__Task prompt__: Please transcribe the part of the forum thread on eco logs versus cord wood between "## chris2879 (Jan" and "know its gone...", inclusive.
··· Document segment ···
# Eco Log vs Cord Wood



## chris2879 (Jan 28, 2011)

Well... I am a first year burner and fell into the advertised "seasoned" wood lie.  I have a cord of oak that was seasoned in log length for 1 yr and split and stacked in a 12ft tall pyrmid generated from the wood processor.  I do not think that this is the ideal seasoning situation; and i found a few pieces of the concrete slab in my cord, which to me indicates that it came from the bottom of the heap!  Lucky for me I got my hands on about 1/3 cord of real seasoned wood which was awesome, but know its gone...

I started looking at Eco bricks or bio bricks.  They are safe to burn in a wood stove?  How many do you put in at a time?  What is the BTU output of them vs cord wood?  Do you think I can mix a eco bricks with my damp wood?


----------



## agartner (Jan 28, 2011)

If you do a bit of searching, you'll find more than a few threads on what I like to call "solid fuel" for woodstoves.  These products are designed for woodstoves.  Some woodstove manufacturers poo-poo anything but seasoned cordwood and claim using anything else will "void the warrantee".   Most solid fuel manufacturers also claim that a ton (2000 lbs) is "equivalent" in heat output to a cord of wood.  Being a full time brick burner, I would tend to say that they're not too far off the mark.  Burning bricks often will take a bit of "experimentation" based on the type of brick and your stove.  Some like some airspace, others like to be packed tightly together.  Bricks pack a lot of BTU in a small package with very little moisture, typically under 8%.  Best thing to do is start small, say 4 to 6 bricks at a time, and slowly build up brick loads until you find what works best for your stove.
··· Information provided ···
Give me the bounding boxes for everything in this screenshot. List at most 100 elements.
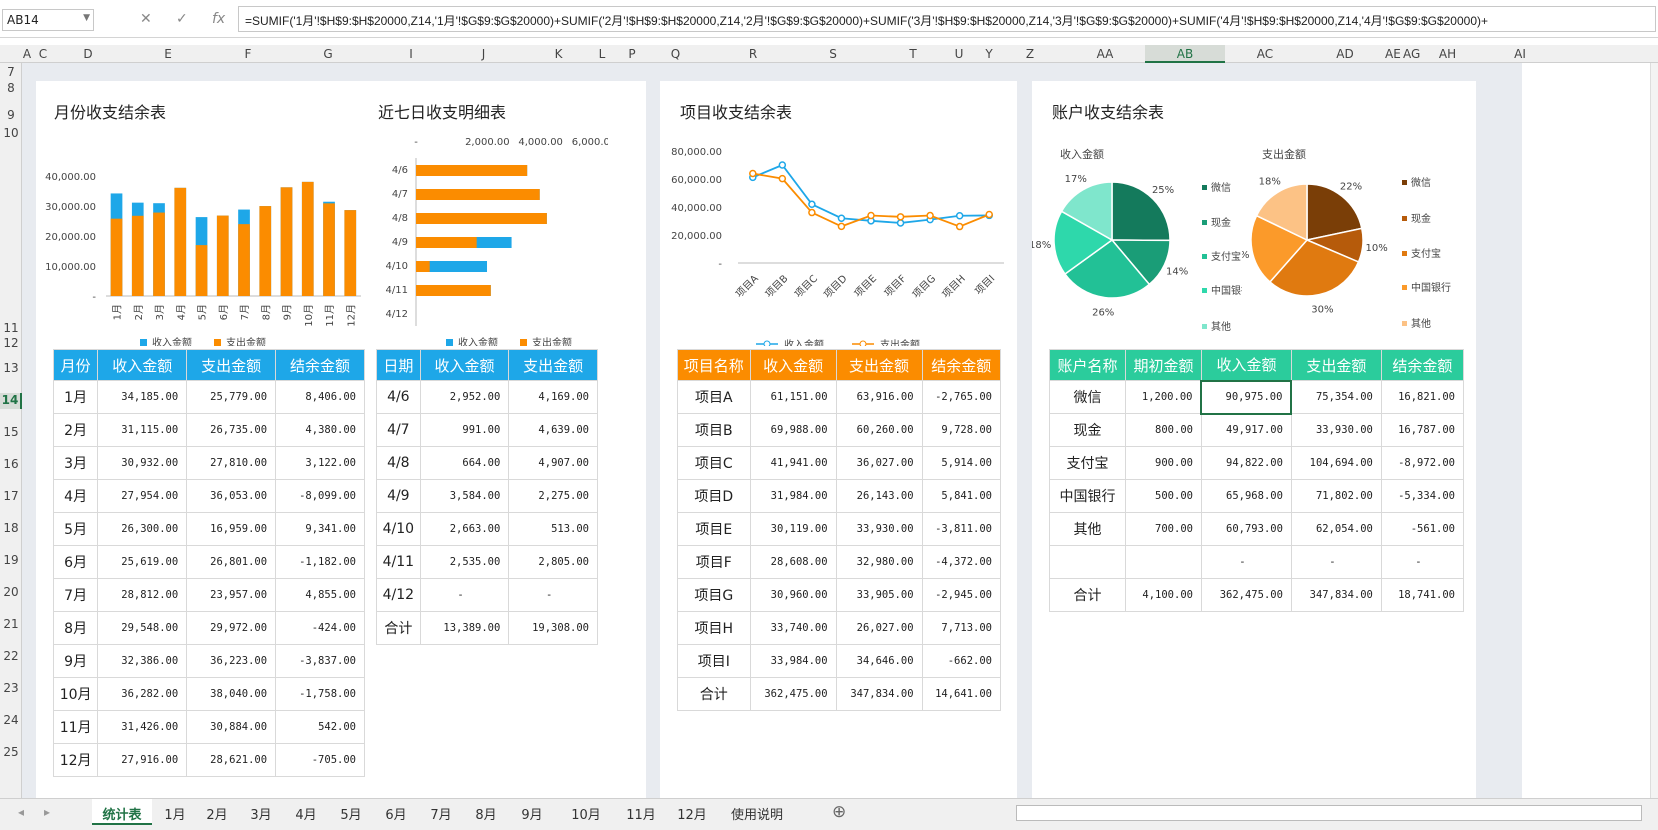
···
__The answer__:
## chris2879 (Jan 28, 2011)

Well... I am a first year burner and fell into the advertised "seasoned" wood lie.  I have a cord of oak that was seasoned in log length for 1 yr and split and stacked in a 12ft tall pyrmid generated from the wood processor.  I do not think that this is the ideal seasoning situation; and i found a few pieces of the concrete slab in my cord, which to me indicates that it came from the bottom of the heap!  Lucky for me I got my hands on about 1/3 cord of real seasoned wood which was awesome, but know its gone...